**Written task**:
In the entries that follow, how many lines contain the word "true"? Answer with the number only.

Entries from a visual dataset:
+--

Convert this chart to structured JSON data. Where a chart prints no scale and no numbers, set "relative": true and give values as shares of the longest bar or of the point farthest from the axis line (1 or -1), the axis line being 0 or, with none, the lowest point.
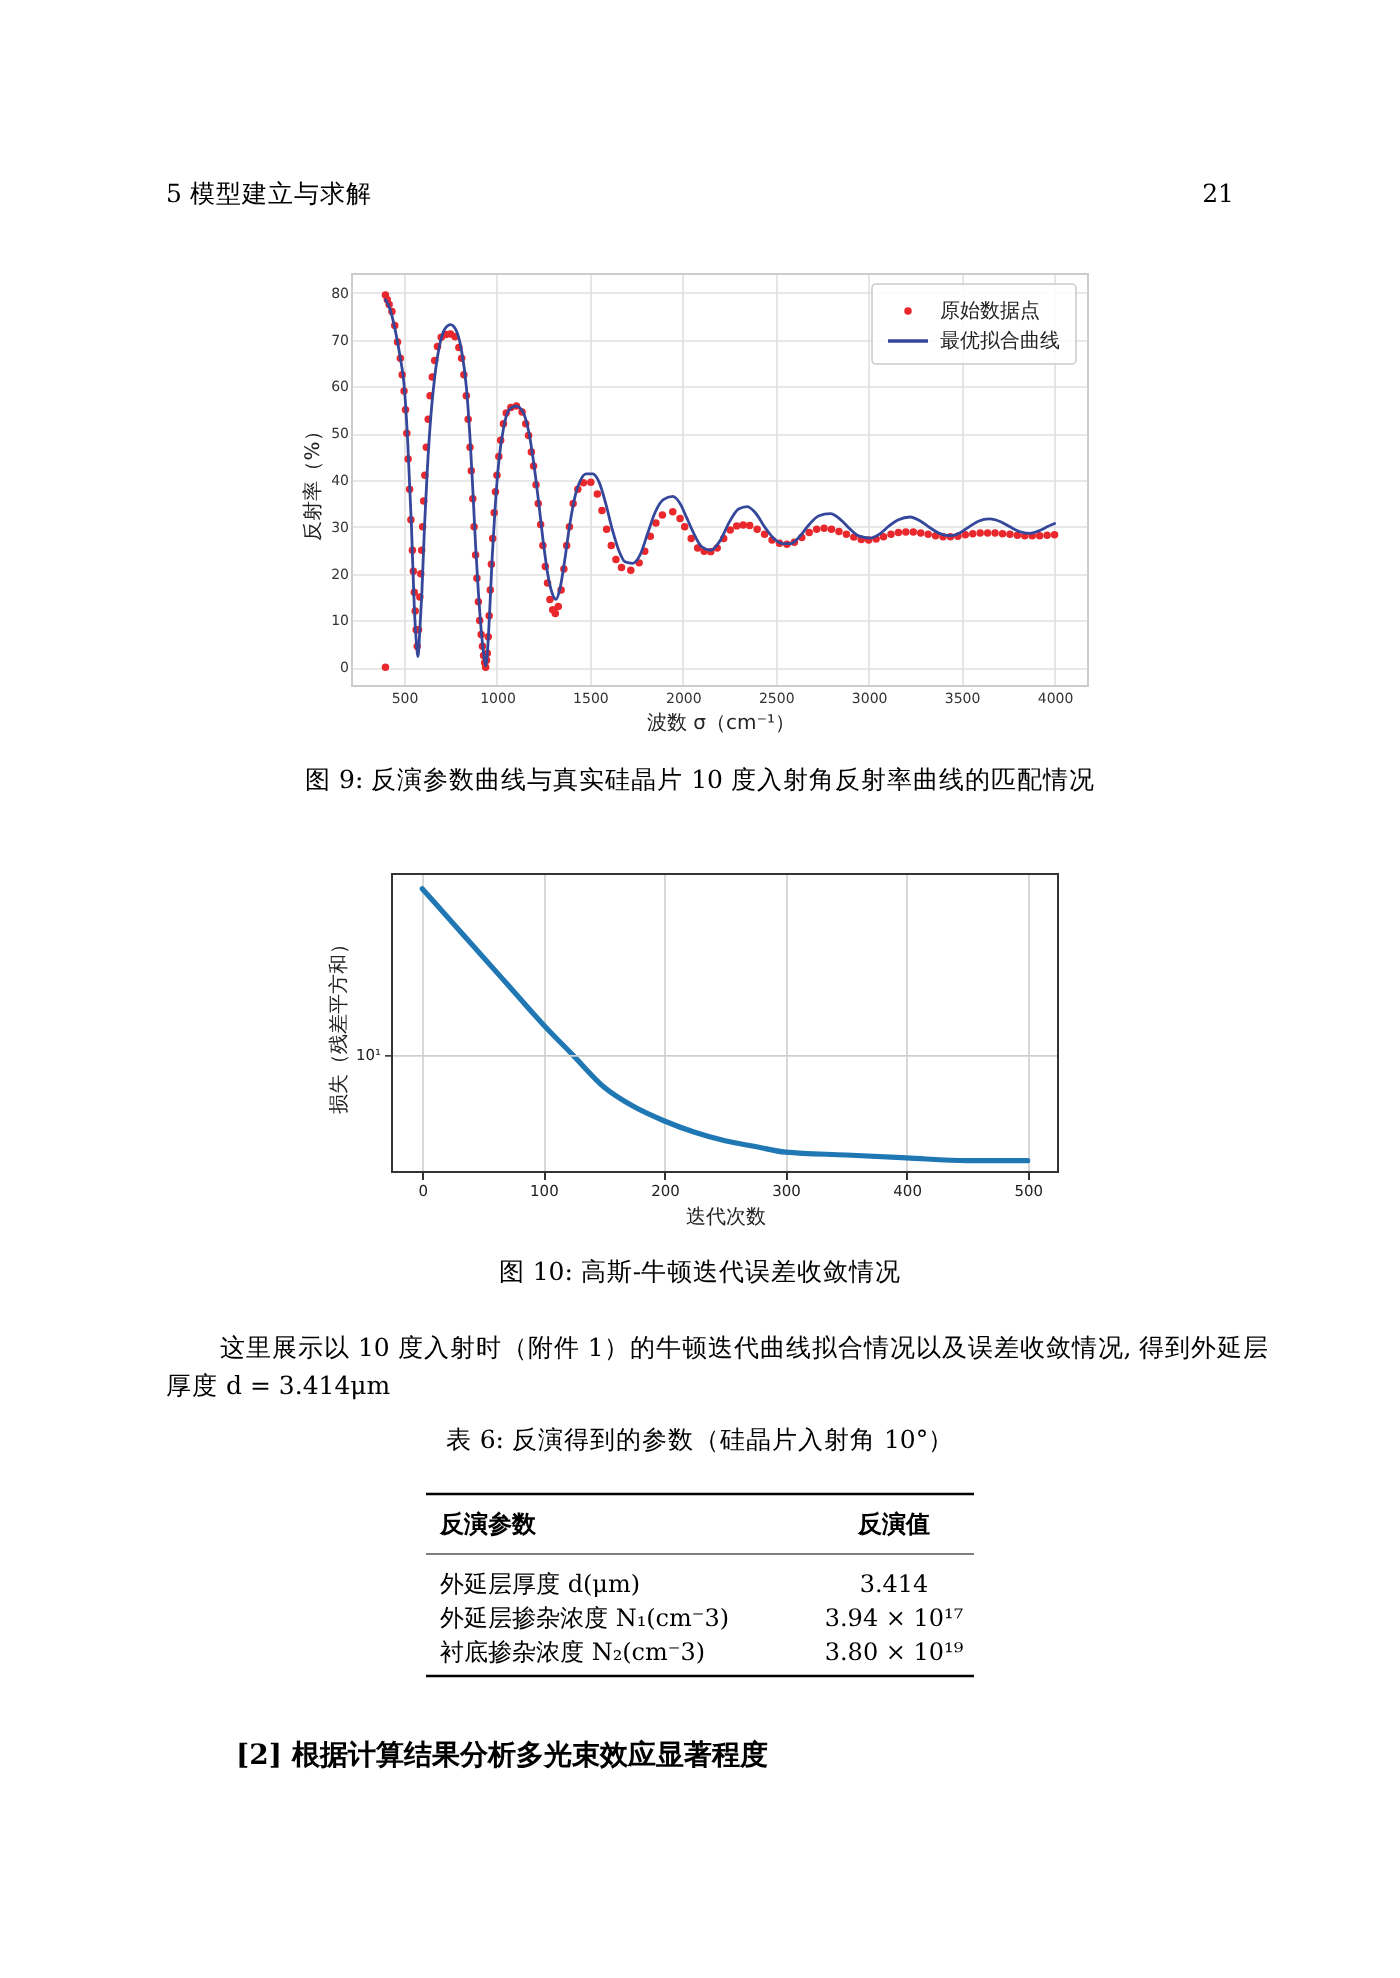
{
  "chart_data": [
    {
      "type": "other",
      "annotations": [
        "5 模型建立与求解",
        "21"
      ]
    },
    {
      "type": "line",
      "xlabel": "波数 σ（cm⁻¹）",
      "ylabel": "反射率（%）",
      "xlim": [
        220,
        4180
      ],
      "ylim": [
        -4,
        84
      ],
      "xticks": [
        500,
        1000,
        1500,
        2000,
        2500,
        3000,
        3500,
        4000
      ],
      "yticks": [
        0,
        10,
        20,
        30,
        40,
        50,
        60,
        70,
        80
      ],
      "grid": true,
      "legend": "top right",
      "annotations": [
        "图 9: 反演参数曲线与真实硅晶片 10 度入射角反射率曲线的匹配情况"
      ],
      "series": [
        {
          "name": "原始数据点",
          "type": "scatter",
          "color": "#e8282d",
          "x": [
            400,
            400,
            410,
            420,
            435,
            450,
            465,
            480,
            490,
            500,
            508,
            515,
            522,
            530,
            537,
            545,
            550,
            555,
            560,
            565,
            571,
            578,
            585,
            590,
            595,
            600,
            606,
            612,
            620,
            630,
            640,
            652,
            665,
            680,
            700,
            725,
            750,
            775,
            795,
            810,
            822,
            835,
            845,
            855,
            862,
            870,
            877,
            885,
            892,
            900,
            907,
            915,
            922,
            928,
            934,
            939,
            944,
            948,
            953,
            958,
            964,
            970,
            977,
            985,
            992,
            1000,
            1010,
            1020,
            1035,
            1050,
            1075,
            1105,
            1135,
            1155,
            1170,
            1185,
            1197,
            1210,
            1222,
            1235,
            1247,
            1260,
            1272,
            1285,
            1300,
            1314,
            1330,
            1345,
            1360,
            1375,
            1390,
            1410,
            1435,
            1465,
            1505,
            1540,
            1565,
            1590,
            1615,
            1640,
            1670,
            1720,
            1765,
            1795,
            1825,
            1855,
            1890,
            1946,
            1985,
            2010,
            2045,
            2080,
            2115,
            2150,
            2185,
            2220,
            2255,
            2290,
            2325,
            2360,
            2400,
            2440,
            2480,
            2520,
            2560,
            2600,
            2640,
            2680,
            2720,
            2760,
            2800,
            2840,
            2880,
            2920,
            2960,
            3000,
            3040,
            3080,
            3120,
            3160,
            3200,
            3240,
            3280,
            3320,
            3360,
            3400,
            3440,
            3480,
            3520,
            3560,
            3600,
            3640,
            3680,
            3720,
            3760,
            3800,
            3840,
            3880,
            3920,
            3960,
            4000
          ],
          "values": [
            0,
            79.5,
            78.5,
            77.5,
            76,
            73,
            69.5,
            66,
            62.5,
            59,
            55,
            50,
            44.5,
            38,
            31.5,
            25,
            20.5,
            16,
            12,
            8,
            4.5,
            8,
            15,
            20,
            25,
            30,
            35.5,
            41,
            47,
            53,
            58,
            62,
            65.5,
            68.5,
            70.5,
            71.1,
            71.2,
            70.6,
            68.3,
            66,
            62.5,
            58,
            53,
            47,
            42,
            36,
            30,
            24,
            19,
            14,
            10,
            7,
            4.5,
            2.5,
            1,
            0,
            1.5,
            3,
            6.5,
            11,
            16.5,
            22,
            27.5,
            33,
            37.5,
            41,
            45,
            48.5,
            52,
            54.3,
            55.5,
            55.8,
            54.5,
            52,
            49.5,
            46,
            43,
            39,
            35,
            30.5,
            26,
            21.5,
            18,
            14.5,
            12.3,
            11.5,
            13,
            16.5,
            21,
            26,
            30,
            35,
            38,
            39.4,
            39.5,
            37,
            33.5,
            29.5,
            26,
            23,
            21.3,
            20.7,
            22.3,
            24.8,
            28,
            30.8,
            32.5,
            33.2,
            31.8,
            30,
            27.5,
            25.5,
            24.8,
            24.7,
            25.5,
            27.5,
            29.3,
            30.2,
            30.4,
            30.3,
            29.5,
            28.4,
            27.2,
            26.5,
            26.3,
            26.7,
            27.7,
            28.8,
            29.5,
            29.7,
            29.5,
            29,
            28.4,
            27.8,
            27.3,
            27.2,
            27.4,
            27.9,
            28.4,
            28.8,
            28.9,
            28.9,
            28.7,
            28.4,
            28.1,
            27.9,
            27.9,
            28,
            28.3,
            28.5,
            28.7,
            28.7,
            28.7,
            28.5,
            28.4,
            28.2,
            28.1,
            28.1,
            28.1,
            28.2,
            28.3
          ]
        },
        {
          "name": "最优拟合曲线",
          "type": "line",
          "color": "#34479b",
          "x": [
            400,
            420,
            450,
            480,
            500,
            520,
            540,
            555,
            565,
            575,
            585,
            596,
            610,
            625,
            645,
            665,
            690,
            720,
            750,
            780,
            810,
            835,
            855,
            870,
            885,
            900,
            915,
            928,
            939,
            950,
            962,
            975,
            990,
            1010,
            1035,
            1065,
            1105,
            1140,
            1170,
            1200,
            1225,
            1250,
            1275,
            1300,
            1318,
            1340,
            1365,
            1390,
            1420,
            1450,
            1480,
            1515,
            1550,
            1585,
            1620,
            1655,
            1690,
            1730,
            1770,
            1810,
            1850,
            1895,
            1945,
            1985,
            2020,
            2060,
            2100,
            2150,
            2200,
            2250,
            2300,
            2346,
            2390,
            2440,
            2490,
            2540,
            2580,
            2630,
            2680,
            2730,
            2793,
            2850,
            2900,
            2950,
            3007,
            3060,
            3110,
            3160,
            3222,
            3280,
            3330,
            3380,
            3436,
            3490,
            3540,
            3590,
            3650,
            3710,
            3760,
            3810,
            3865,
            3920,
            3960,
            4000
          ],
          "values": [
            78.5,
            77,
            72.5,
            66,
            60.5,
            48,
            30,
            13,
            6,
            2.3,
            8,
            16,
            30,
            42,
            54,
            62,
            68.5,
            72.3,
            73.2,
            72,
            67.5,
            60,
            49,
            38,
            26,
            16,
            8,
            3,
            0.3,
            4,
            13,
            24,
            34,
            44,
            51,
            55,
            55.8,
            54.5,
            50.5,
            43,
            35,
            26.5,
            19.5,
            15.5,
            14.5,
            17,
            23,
            30,
            36.5,
            40,
            41.3,
            41.3,
            39.5,
            35,
            29.5,
            25,
            22.5,
            22.2,
            24,
            28.5,
            33,
            35.8,
            36.5,
            35,
            32,
            28.5,
            25.8,
            25,
            27,
            31,
            33.8,
            34.3,
            33,
            30,
            27.5,
            26.4,
            26.4,
            28,
            30.5,
            32.3,
            32.8,
            31.5,
            29.5,
            28,
            27.6,
            28.5,
            30.2,
            31.5,
            32.1,
            31.2,
            29.8,
            28.6,
            28.1,
            28.7,
            30,
            31.2,
            31.7,
            31.1,
            30,
            29,
            28.6,
            29.2,
            30,
            30.7
          ]
        }
      ]
    },
    {
      "type": "line",
      "xlabel": "迭代次数",
      "ylabel": "损失（残差平方和）",
      "relative": true,
      "xlim": [
        -25,
        525
      ],
      "xticks": [
        0,
        100,
        200,
        300,
        400,
        500
      ],
      "grid": "x",
      "ref_lines": [
        {
          "axis": "y",
          "value": 0.41,
          "color": "#cfcfcf"
        }
      ],
      "annotations": [
        "图 10: 高斯-牛顿迭代误差收敛情况",
        "10¹"
      ],
      "series": [
        {
          "color": "#1f77b4",
          "x": [
            0,
            25,
            50,
            75,
            100,
            125,
            150,
            175,
            200,
            225,
            250,
            275,
            300,
            350,
            400,
            450,
            500
          ],
          "values": [
            1,
            0.88,
            0.76,
            0.64,
            0.52,
            0.41,
            0.3,
            0.23,
            0.18,
            0.14,
            0.11,
            0.09,
            0.07,
            0.06,
            0.05,
            0.04,
            0.04
          ]
        }
      ]
    },
    {
      "type": "other",
      "annotations": [
        "这里展示以 10 度入射时（附件 1）的牛顿迭代曲线拟合情况以及误差收敛情况, 得到外延层厚度 d = 3.414μm"
      ]
    },
    {
      "type": "other",
      "annotations": [
        "表 6: 反演得到的参数（硅晶片入射角 10°）",
        "反演参数",
        "反演值",
        "外延层厚度 d(μm)",
        "3.414",
        "外延层掺杂浓度 N₁(cm⁻3)",
        "3.94 × 10¹⁷",
        "衬底掺杂浓度 N₂(cm⁻3)",
        "3.80 × 10¹⁹"
      ]
    },
    {
      "type": "other",
      "annotations": [
        "[2] 根据计算结果分析多光束效应显著程度"
      ]
    }
  ]
}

+--

**The output**:
3